**Problem details**
Copy the data precisely, character for character, and leave out every picture.

**Data records**
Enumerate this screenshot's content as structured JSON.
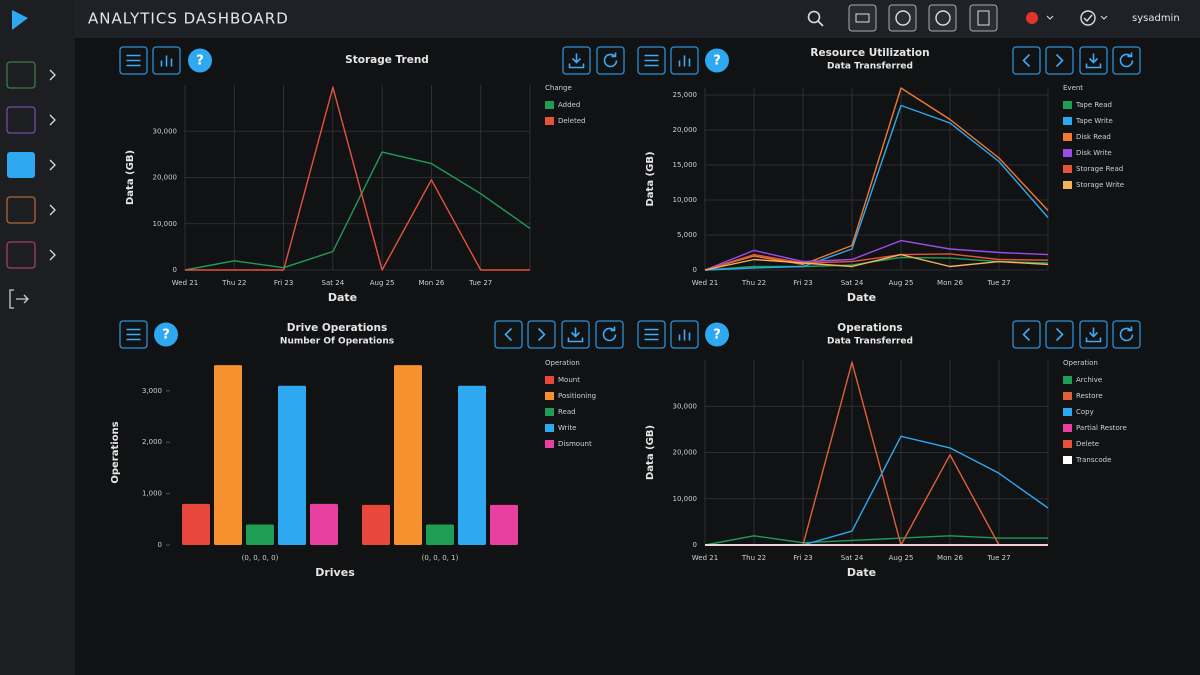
{
  "header": {
    "title": "ANALYTICS DASHBOARD",
    "user": "sysadmin"
  },
  "chart_data": [
    {
      "type": "line",
      "title": "Storage Trend",
      "x_label": "Date",
      "y_label": "Data (GB)",
      "legend_title": "Change",
      "categories": [
        "Wed 21",
        "Thu 22",
        "Fri 23",
        "Sat 24",
        "Aug 25",
        "Mon 26",
        "Tue 27",
        null
      ],
      "series": [
        {
          "name": "Added",
          "color": "#1f9d55",
          "values": [
            0,
            2000,
            500,
            4000,
            25500,
            23000,
            16500,
            9000
          ]
        },
        {
          "name": "Deleted",
          "color": "#e5533d",
          "values": [
            0,
            0,
            0,
            39500,
            0,
            19500,
            0,
            0
          ]
        }
      ],
      "ylim": [
        0,
        40000
      ],
      "yticks": [
        0,
        {
          "value": 10000,
          "label": "10,000"
        },
        {
          "value": 20000,
          "label": "20,000"
        },
        {
          "value": 30000,
          "label": "30,000"
        }
      ],
      "grid": true
    },
    {
      "type": "line",
      "title": "Resource Utilization",
      "subtitle": "Data Transferred",
      "x_label": "Date",
      "y_label": "Data (GB)",
      "legend_title": "Event",
      "categories": [
        "Wed 21",
        "Thu 22",
        "Fri 23",
        "Sat 24",
        "Aug 25",
        "Mon 26",
        "Tue 27",
        null
      ],
      "series": [
        {
          "name": "Tape Read",
          "color": "#1f9d55",
          "values": [
            0,
            500,
            500,
            700,
            1800,
            1700,
            1200,
            1000
          ]
        },
        {
          "name": "Tape Write",
          "color": "#2ea8f0",
          "values": [
            0,
            300,
            500,
            3000,
            23500,
            21000,
            15500,
            7500
          ]
        },
        {
          "name": "Disk Read",
          "color": "#f07a2f",
          "values": [
            0,
            2000,
            800,
            3500,
            26000,
            21500,
            16000,
            8500
          ]
        },
        {
          "name": "Disk Write",
          "color": "#9b4dea",
          "values": [
            0,
            2800,
            1200,
            1500,
            4200,
            3000,
            2500,
            2200
          ]
        },
        {
          "name": "Storage Read",
          "color": "#e5533d",
          "values": [
            0,
            2200,
            1000,
            1200,
            2200,
            2300,
            1500,
            1400
          ]
        },
        {
          "name": "Storage Write",
          "color": "#f2b35a",
          "values": [
            0,
            1500,
            1000,
            500,
            2200,
            500,
            1200,
            800
          ]
        }
      ],
      "ylim": [
        0,
        26000
      ],
      "yticks": [
        0,
        {
          "value": 5000,
          "label": "5,000"
        },
        {
          "value": 10000,
          "label": "10,000"
        },
        {
          "value": 15000,
          "label": "15,000"
        },
        {
          "value": 20000,
          "label": "20,000"
        },
        {
          "value": 25000,
          "label": "25,000"
        }
      ],
      "grid": true
    },
    {
      "type": "bar",
      "title": "Drive Operations",
      "subtitle": "Number Of Operations",
      "x_label": "Drives",
      "y_label": "Operations",
      "legend_title": "Operation",
      "categories": [
        "(0, 0, 0, 0)",
        "(0, 0, 0, 1)"
      ],
      "series": [
        {
          "name": "Mount",
          "color": "#e8483c",
          "values": [
            800,
            780
          ]
        },
        {
          "name": "Positioning",
          "color": "#f7902f",
          "values": [
            3500,
            3500
          ]
        },
        {
          "name": "Read",
          "color": "#1f9d55",
          "values": [
            400,
            400
          ]
        },
        {
          "name": "Write",
          "color": "#2ea8f0",
          "values": [
            3100,
            3100
          ]
        },
        {
          "name": "Dismount",
          "color": "#e93f9e",
          "values": [
            800,
            780
          ]
        }
      ],
      "ylim": [
        0,
        3600
      ],
      "yticks": [
        0,
        {
          "value": 1000,
          "label": "1,000"
        },
        {
          "value": 2000,
          "label": "2,000"
        },
        {
          "value": 3000,
          "label": "3,000"
        }
      ],
      "grid": false
    },
    {
      "type": "line",
      "title": "Operations",
      "subtitle": "Data Transferred",
      "x_label": "Date",
      "y_label": "Data (GB)",
      "legend_title": "Operation",
      "categories": [
        "Wed 21",
        "Thu 22",
        "Fri 23",
        "Sat 24",
        "Aug 25",
        "Mon 26",
        "Tue 27",
        null
      ],
      "series": [
        {
          "name": "Archive",
          "color": "#1f9d55",
          "values": [
            0,
            2000,
            500,
            1000,
            1500,
            2000,
            1500,
            1500
          ]
        },
        {
          "name": "Restore",
          "color": "#e0603a",
          "values": [
            0,
            0,
            0,
            39500,
            0,
            19500,
            0,
            0
          ]
        },
        {
          "name": "Copy",
          "color": "#2ea8f0",
          "values": [
            0,
            0,
            0,
            3000,
            23500,
            21000,
            15500,
            8000
          ]
        },
        {
          "name": "Partial Restore",
          "color": "#e93f9e",
          "values": [
            0,
            0,
            0,
            0,
            0,
            0,
            0,
            0
          ]
        },
        {
          "name": "Delete",
          "color": "#e5533d",
          "values": [
            0,
            0,
            0,
            0,
            0,
            0,
            0,
            0
          ]
        },
        {
          "name": "Transcode",
          "color": "#ffffff",
          "values": [
            0,
            0,
            0,
            0,
            0,
            0,
            0,
            0
          ]
        }
      ],
      "ylim": [
        0,
        40000
      ],
      "yticks": [
        0,
        {
          "value": 10000,
          "label": "10,000"
        },
        {
          "value": 20000,
          "label": "20,000"
        },
        {
          "value": 30000,
          "label": "30,000"
        }
      ],
      "grid": true
    }
  ]
}
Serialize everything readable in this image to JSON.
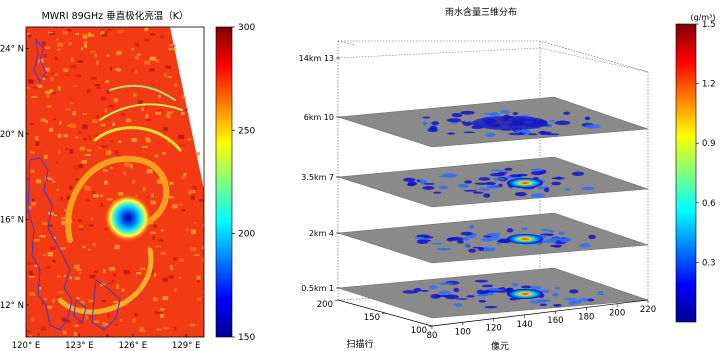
{
  "chart_data": [
    {
      "type": "heatmap",
      "title": "MWRI 89GHz 垂直极化亮温（K）",
      "x_ticks": [
        "120° E",
        "123° E",
        "126° E",
        "129° E"
      ],
      "y_ticks": [
        "24° N",
        "20° N",
        "16° N",
        "12° N"
      ],
      "xlim": [
        120,
        130
      ],
      "ylim": [
        10.5,
        25
      ],
      "colorbar": {
        "min": 150,
        "max": 300,
        "ticks": [
          150,
          200,
          250,
          300
        ]
      },
      "colors": {
        "coastline": "#3a3ad0",
        "swath_edge": "#ffffff"
      }
    },
    {
      "type": "heatmap",
      "title": "雨水含量三维分布",
      "xlabel": "像元",
      "ylabel": "扫描行",
      "x_ticks": [
        "80",
        "100",
        "120",
        "140",
        "160",
        "180",
        "200",
        "220"
      ],
      "y_ticks": [
        "100",
        "150",
        "200"
      ],
      "xlim": [
        80,
        220
      ],
      "ylim": [
        100,
        200
      ],
      "z_ticks": [
        "0.5km  1",
        "2km  4",
        "3.5km  7",
        "6km  10",
        "14km  13"
      ],
      "layers": [
        {
          "level": 1,
          "height": "0.5km"
        },
        {
          "level": 4,
          "height": "2km"
        },
        {
          "level": 7,
          "height": "3.5km"
        },
        {
          "level": 10,
          "height": "6km"
        }
      ],
      "colorbar": {
        "label": "(g/m³)",
        "min": 0,
        "max": 1.5,
        "ticks": [
          "0.3",
          "0.6",
          "0.9",
          "1.2",
          "1.5"
        ]
      },
      "colors": {
        "background_plane": "#8a8a8a"
      }
    }
  ]
}
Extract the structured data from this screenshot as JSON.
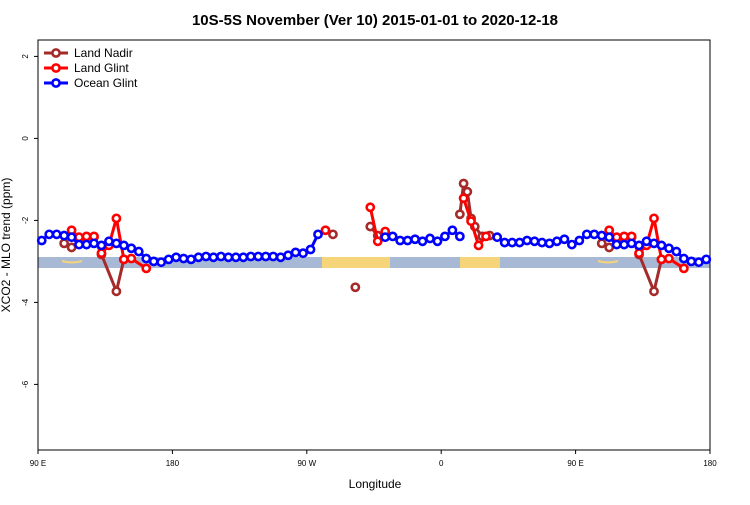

**Response**
Enumerate this screenshot's content as structured JSON.
{
  "header": {
    "title": "ANALYTICS DASHBOARD",
    "user": "sysadmin"
  },
  "chart_data": [
    {
      "type": "line",
      "title": "Storage Trend",
      "x_label": "Date",
      "y_label": "Data (GB)",
      "legend_title": "Change",
      "categories": [
        "Wed 21",
        "Thu 22",
        "Fri 23",
        "Sat 24",
        "Aug 25",
        "Mon 26",
        "Tue 27",
        null
      ],
      "series": [
        {
          "name": "Added",
          "color": "#1f9d55",
          "values": [
            0,
            2000,
            500,
            4000,
            25500,
            23000,
            16500,
            9000
          ]
        },
        {
          "name": "Deleted",
          "color": "#e5533d",
          "values": [
            0,
            0,
            0,
            39500,
            0,
            19500,
            0,
            0
          ]
        }
      ],
      "ylim": [
        0,
        40000
      ],
      "yticks": [
        0,
        {
          "value": 10000,
          "label": "10,000"
        },
        {
          "value": 20000,
          "label": "20,000"
        },
        {
          "value": 30000,
          "label": "30,000"
        }
      ],
      "grid": true
    },
    {
      "type": "line",
      "title": "Resource Utilization",
      "subtitle": "Data Transferred",
      "x_label": "Date",
      "y_label": "Data (GB)",
      "legend_title": "Event",
      "categories": [
        "Wed 21",
        "Thu 22",
        "Fri 23",
        "Sat 24",
        "Aug 25",
        "Mon 26",
        "Tue 27",
        null
      ],
      "series": [
        {
          "name": "Tape Read",
          "color": "#1f9d55",
          "values": [
            0,
            500,
            500,
            700,
            1800,
            1700,
            1200,
            1000
          ]
        },
        {
          "name": "Tape Write",
          "color": "#2ea8f0",
          "values": [
            0,
            300,
            500,
            3000,
            23500,
            21000,
            15500,
            7500
          ]
        },
        {
          "name": "Disk Read",
          "color": "#f07a2f",
          "values": [
            0,
            2000,
            800,
            3500,
            26000,
            21500,
            16000,
            8500
          ]
        },
        {
          "name": "Disk Write",
          "color": "#9b4dea",
          "values": [
            0,
            2800,
            1200,
            1500,
            4200,
            3000,
            2500,
            2200
          ]
        },
        {
          "name": "Storage Read",
          "color": "#e5533d",
          "values": [
            0,
            2200,
            1000,
            1200,
            2200,
            2300,
            1500,
            1400
          ]
        },
        {
          "name": "Storage Write",
          "color": "#f2b35a",
          "values": [
            0,
            1500,
            1000,
            500,
            2200,
            500,
            1200,
            800
          ]
        }
      ],
      "ylim": [
        0,
        26000
      ],
      "yticks": [
        0,
        {
          "value": 5000,
          "label": "5,000"
        },
        {
          "value": 10000,
          "label": "10,000"
        },
        {
          "value": 15000,
          "label": "15,000"
        },
        {
          "value": 20000,
          "label": "20,000"
        },
        {
          "value": 25000,
          "label": "25,000"
        }
      ],
      "grid": true
    },
    {
      "type": "bar",
      "title": "Drive Operations",
      "subtitle": "Number Of Operations",
      "x_label": "Drives",
      "y_label": "Operations",
      "legend_title": "Operation",
      "categories": [
        "(0, 0, 0, 0)",
        "(0, 0, 0, 1)"
      ],
      "series": [
        {
          "name": "Mount",
          "color": "#e8483c",
          "values": [
            800,
            780
          ]
        },
        {
          "name": "Positioning",
          "color": "#f7902f",
          "values": [
            3500,
            3500
          ]
        },
        {
          "name": "Read",
          "color": "#1f9d55",
          "values": [
            400,
            400
          ]
        },
        {
          "name": "Write",
          "color": "#2ea8f0",
          "values": [
            3100,
            3100
          ]
        },
        {
          "name": "Dismount",
          "color": "#e93f9e",
          "values": [
            800,
            780
          ]
        }
      ],
      "ylim": [
        0,
        3600
      ],
      "yticks": [
        0,
        {
          "value": 1000,
          "label": "1,000"
        },
        {
          "value": 2000,
          "label": "2,000"
        },
        {
          "value": 3000,
          "label": "3,000"
        }
      ],
      "grid": false
    },
    {
      "type": "line",
      "title": "Operations",
      "subtitle": "Data Transferred",
      "x_label": "Date",
      "y_label": "Data (GB)",
      "legend_title": "Operation",
      "categories": [
        "Wed 21",
        "Thu 22",
        "Fri 23",
        "Sat 24",
        "Aug 25",
        "Mon 26",
        "Tue 27",
        null
      ],
      "series": [
        {
          "name": "Archive",
          "color": "#1f9d55",
          "values": [
            0,
            2000,
            500,
            1000,
            1500,
            2000,
            1500,
            1500
          ]
        },
        {
          "name": "Restore",
          "color": "#e0603a",
          "values": [
            0,
            0,
            0,
            39500,
            0,
            19500,
            0,
            0
          ]
        },
        {
          "name": "Copy",
          "color": "#2ea8f0",
          "values": [
            0,
            0,
            0,
            3000,
            23500,
            21000,
            15500,
            8000
          ]
        },
        {
          "name": "Partial Restore",
          "color": "#e93f9e",
          "values": [
            0,
            0,
            0,
            0,
            0,
            0,
            0,
            0
          ]
        },
        {
          "name": "Delete",
          "color": "#e5533d",
          "values": [
            0,
            0,
            0,
            0,
            0,
            0,
            0,
            0
          ]
        },
        {
          "name": "Transcode",
          "color": "#ffffff",
          "values": [
            0,
            0,
            0,
            0,
            0,
            0,
            0,
            0
          ]
        }
      ],
      "ylim": [
        0,
        40000
      ],
      "yticks": [
        0,
        {
          "value": 10000,
          "label": "10,000"
        },
        {
          "value": 20000,
          "label": "20,000"
        },
        {
          "value": 30000,
          "label": "30,000"
        }
      ],
      "grid": true
    }
  ]
}
Serialize everything readable in this image to JSON.
{
  "chart_data": [
    {
      "type": "heatmap",
      "title": "MWRI 89GHz 垂直极化亮温（K）",
      "x_ticks": [
        "120° E",
        "123° E",
        "126° E",
        "129° E"
      ],
      "y_ticks": [
        "24° N",
        "20° N",
        "16° N",
        "12° N"
      ],
      "xlim": [
        120,
        130
      ],
      "ylim": [
        10.5,
        25
      ],
      "colorbar": {
        "min": 150,
        "max": 300,
        "ticks": [
          150,
          200,
          250,
          300
        ]
      },
      "colors": {
        "coastline": "#3a3ad0",
        "swath_edge": "#ffffff"
      }
    },
    {
      "type": "heatmap",
      "title": "雨水含量三维分布",
      "xlabel": "像元",
      "ylabel": "扫描行",
      "x_ticks": [
        "80",
        "100",
        "120",
        "140",
        "160",
        "180",
        "200",
        "220"
      ],
      "y_ticks": [
        "100",
        "150",
        "200"
      ],
      "xlim": [
        80,
        220
      ],
      "ylim": [
        100,
        200
      ],
      "z_ticks": [
        "0.5km  1",
        "2km  4",
        "3.5km  7",
        "6km  10",
        "14km  13"
      ],
      "layers": [
        {
          "level": 1,
          "height": "0.5km"
        },
        {
          "level": 4,
          "height": "2km"
        },
        {
          "level": 7,
          "height": "3.5km"
        },
        {
          "level": 10,
          "height": "6km"
        }
      ],
      "colorbar": {
        "label": "(g/m³)",
        "min": 0,
        "max": 1.5,
        "ticks": [
          "0.3",
          "0.6",
          "0.9",
          "1.2",
          "1.5"
        ]
      },
      "colors": {
        "background_plane": "#8a8a8a"
      }
    }
  ]
}
Extract the structured data from this screenshot as JSON.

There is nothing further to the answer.